(Dataset entries)
-----
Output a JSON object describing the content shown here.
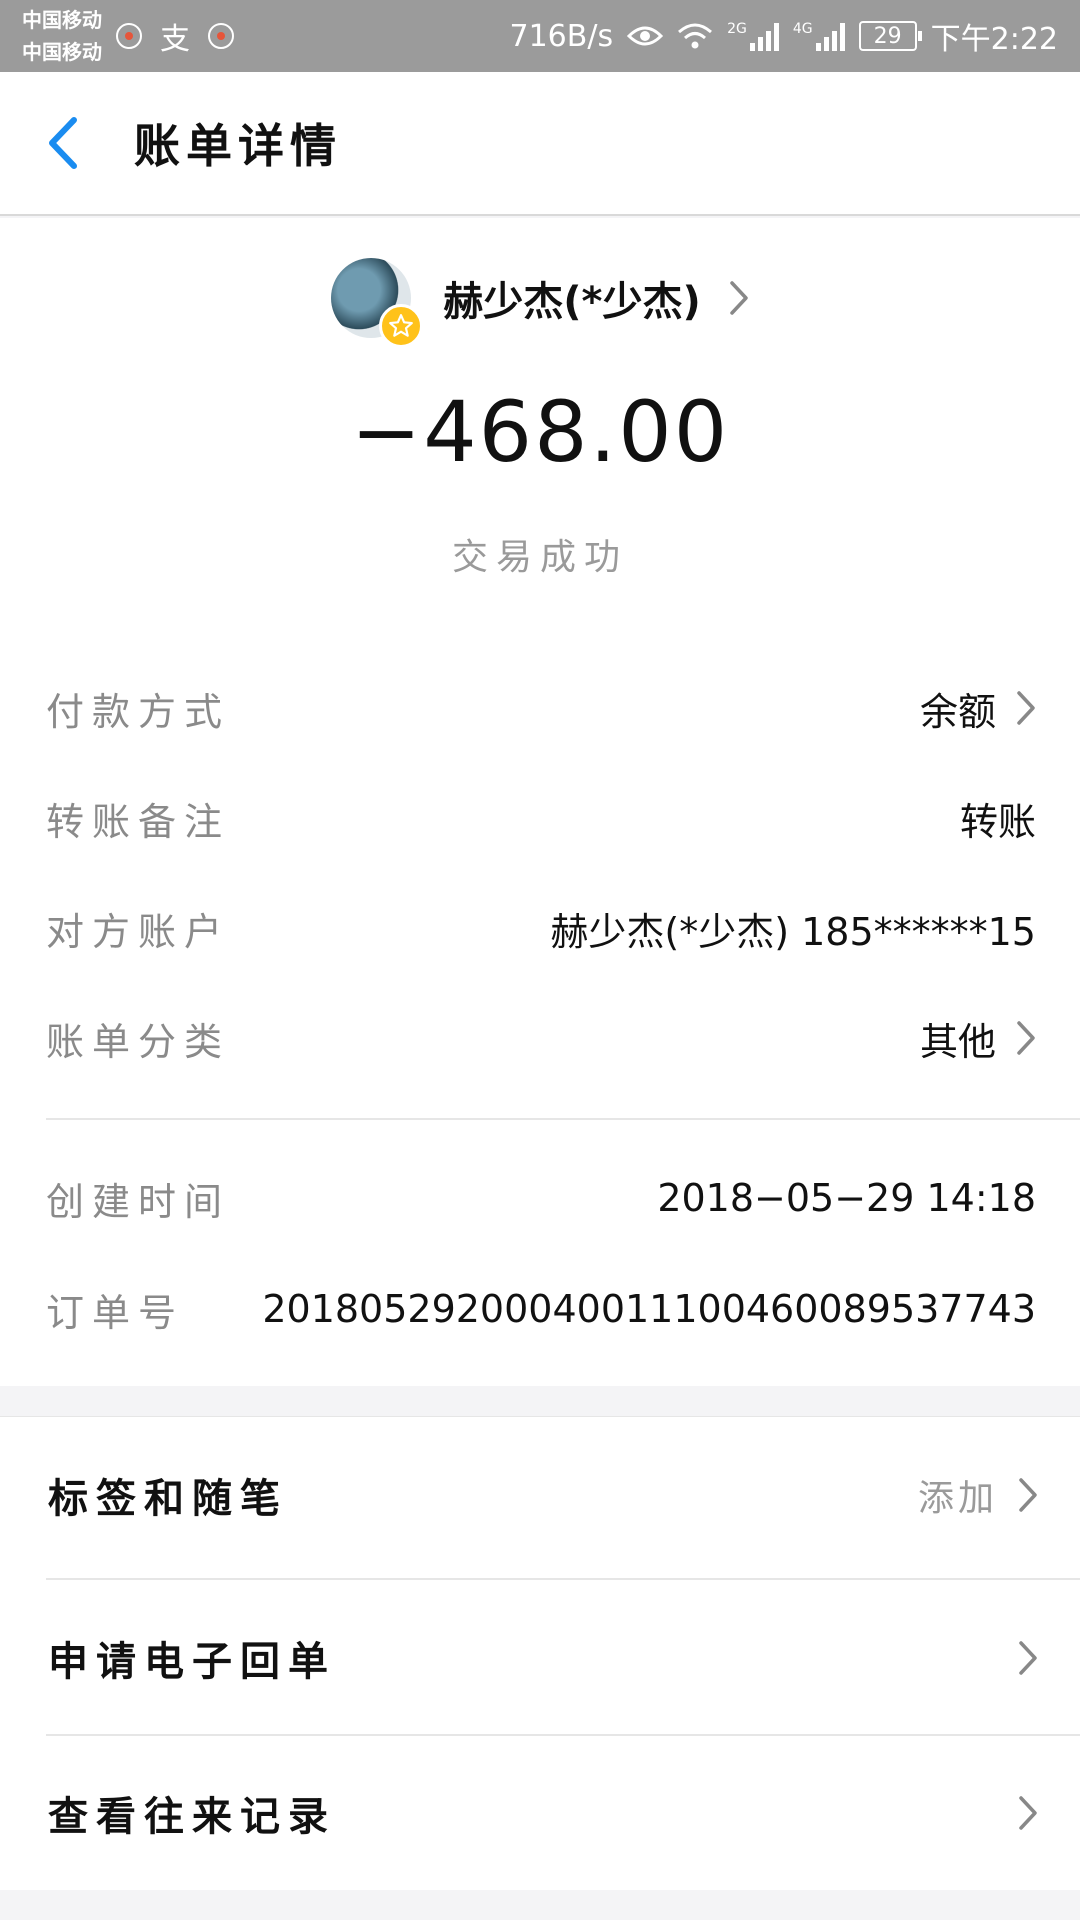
{
  "status_bar": {
    "carrier_1": "中国移动",
    "carrier_2": "中国移动",
    "app_char": "支",
    "speed": "716B/s",
    "net_2g": "2G",
    "net_4g": "4G",
    "battery": "29",
    "time": "下午2:22"
  },
  "header": {
    "title": "账单详情"
  },
  "payee": {
    "name": "赫少杰(*少杰)"
  },
  "transaction": {
    "amount": "−468.00",
    "status": "交易成功"
  },
  "details": {
    "payment_method_label": "付款方式",
    "payment_method_value": "余额",
    "note_label": "转账备注",
    "note_value": "转账",
    "account_label": "对方账户",
    "account_value": "赫少杰(*少杰) 185******15",
    "category_label": "账单分类",
    "category_value": "其他",
    "created_label": "创建时间",
    "created_value": "2018−05−29 14:18",
    "order_label": "订单号",
    "order_value": "20180529200040011100460089537743"
  },
  "actions": {
    "tags_label": "标签和随笔",
    "tags_value": "添加",
    "receipt_label": "申请电子回单",
    "history_label": "查看往来记录"
  },
  "colors": {
    "accent_blue": "#1a8cf0",
    "status_bar": "#9b9b9b",
    "star_badge": "#ffc21a"
  }
}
-----
### Given task
Reproduce all of the data exactly; the pictures do not belong in the copy.

### Final result
Output a JSON object describing the content shown here.
{
  "status_bar": {
    "carrier_1": "中国移动",
    "carrier_2": "中国移动",
    "app_char": "支",
    "speed": "716B/s",
    "net_2g": "2G",
    "net_4g": "4G",
    "battery": "29",
    "time": "下午2:22"
  },
  "header": {
    "title": "账单详情"
  },
  "payee": {
    "name": "赫少杰(*少杰)"
  },
  "transaction": {
    "amount": "−468.00",
    "status": "交易成功"
  },
  "details": {
    "payment_method_label": "付款方式",
    "payment_method_value": "余额",
    "note_label": "转账备注",
    "note_value": "转账",
    "account_label": "对方账户",
    "account_value": "赫少杰(*少杰) 185******15",
    "category_label": "账单分类",
    "category_value": "其他",
    "created_label": "创建时间",
    "created_value": "2018−05−29 14:18",
    "order_label": "订单号",
    "order_value": "20180529200040011100460089537743"
  },
  "actions": {
    "tags_label": "标签和随笔",
    "tags_value": "添加",
    "receipt_label": "申请电子回单",
    "history_label": "查看往来记录"
  },
  "colors": {
    "accent_blue": "#1a8cf0",
    "status_bar": "#9b9b9b",
    "star_badge": "#ffc21a"
  }
}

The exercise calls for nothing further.